====== INPUT

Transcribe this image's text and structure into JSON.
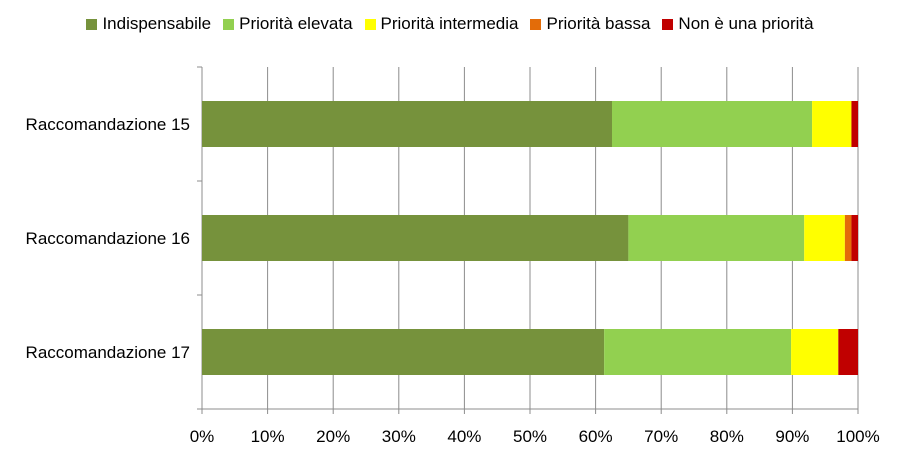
{
  "chart_data": {
    "type": "bar",
    "orientation": "horizontal",
    "stacked": true,
    "percent": true,
    "categories": [
      "Raccomandazione 15",
      "Raccomandazione 16",
      "Raccomandazione 17"
    ],
    "series": [
      {
        "name": "Indispensabile",
        "color": "#76923C",
        "values": [
          62.5,
          65.0,
          61.3
        ]
      },
      {
        "name": "Priorità elevata",
        "color": "#92D050",
        "values": [
          30.5,
          26.8,
          28.5
        ]
      },
      {
        "name": "Priorità intermedia",
        "color": "#FFFF00",
        "values": [
          6.0,
          6.2,
          7.2
        ]
      },
      {
        "name": "Priorità bassa",
        "color": "#E36C09",
        "values": [
          0.0,
          1.0,
          0.0
        ]
      },
      {
        "name": "Non è una priorità",
        "color": "#C00000",
        "values": [
          1.0,
          1.0,
          3.0
        ]
      }
    ],
    "xlim": [
      0,
      100
    ],
    "xticks": [
      "0%",
      "10%",
      "20%",
      "30%",
      "40%",
      "50%",
      "60%",
      "70%",
      "80%",
      "90%",
      "100%"
    ],
    "grid": true,
    "legend_position": "top"
  }
}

============

• **WHAT YOU HAVE TO DO**:
Gather each line in the data that holds the string "color".

• **ANSWER TO THIS TASK**:
        "color": "#76923C",
        "color": "#92D050",
        "color": "#FFFF00",
        "color": "#E36C09",
        "color": "#C00000",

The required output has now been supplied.